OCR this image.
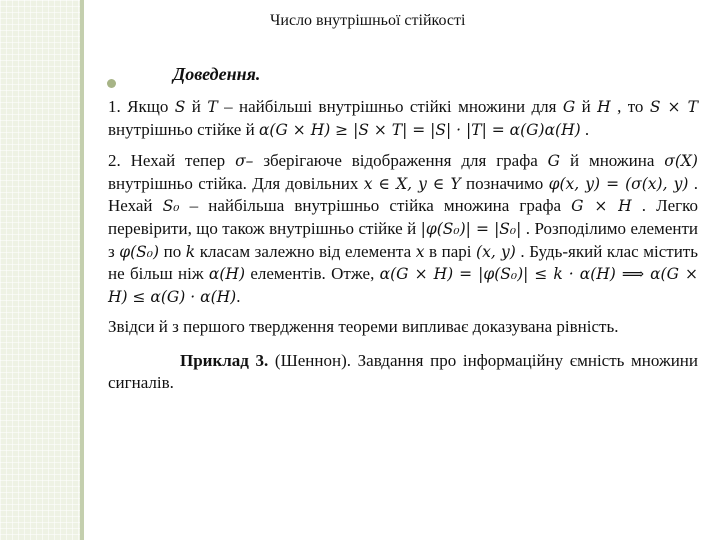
Число внутрішньої стійкості
Доведення.

1. Якщо S й T – найбільші внутрішньо стійкі множини для G й H , то S × T внутрішньо стійке й α(G × H) ≥ |S × T| = |S| · |T| = α(G)α(H) .

2. Нехай тепер σ– зберігаюче відображення для графа G й множина σ(X) внутрішньо стійка. Для довільних x ∈ X, y ∈ Y позначимо φ(x, y) = (σ(x), y) . Нехай S₀ – найбільша внутрішньо стійка множина графа G × H . Легко перевірити, що також внутрішньо стійке й |φ(S₀)| = |S₀| . Розподілимо елементи з φ(S₀) по k класам залежно від елемента x в парі (x, y) . Будь-який клас містить не більш ніж α(H) елементів. Отже, α(G × H) = |φ(S₀)| ≤ k · α(H) ⟹ α(G × H) ≤ α(G) · α(H).

Звідси й з першого твердження теореми випливає доказувана рівність.

Приклад 3. (Шеннон). Завдання про інформаційну ємність множини сигналів.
^^^^
> **Exercise brief**:
All the records above need to be given again word for word. Skip the pictures.

> **Answer**:
OCR this image.
Число внутрішньої стійкості
Доведення.

1. Якщо S й T – найбільші внутрішньо стійкі множини для G й H , то S × T внутрішньо стійке й α(G × H) ≥ |S × T| = |S| · |T| = α(G)α(H) .

2. Нехай тепер σ– зберігаюче відображення для графа G й множина σ(X) внутрішньо стійка. Для довільних x ∈ X, y ∈ Y позначимо φ(x, y) = (σ(x), y) . Нехай S₀ – найбільша внутрішньо стійка множина графа G × H . Легко перевірити, що також внутрішньо стійке й |φ(S₀)| = |S₀| . Розподілимо елементи з φ(S₀) по k класам залежно від елемента x в парі (x, y) . Будь-який клас містить не більш ніж α(H) елементів. Отже, α(G × H) = |φ(S₀)| ≤ k · α(H) ⟹ α(G × H) ≤ α(G) · α(H).

Звідси й з першого твердження теореми випливає доказувана рівність.

Приклад 3. (Шеннон). Завдання про інформаційну ємність множини сигналів.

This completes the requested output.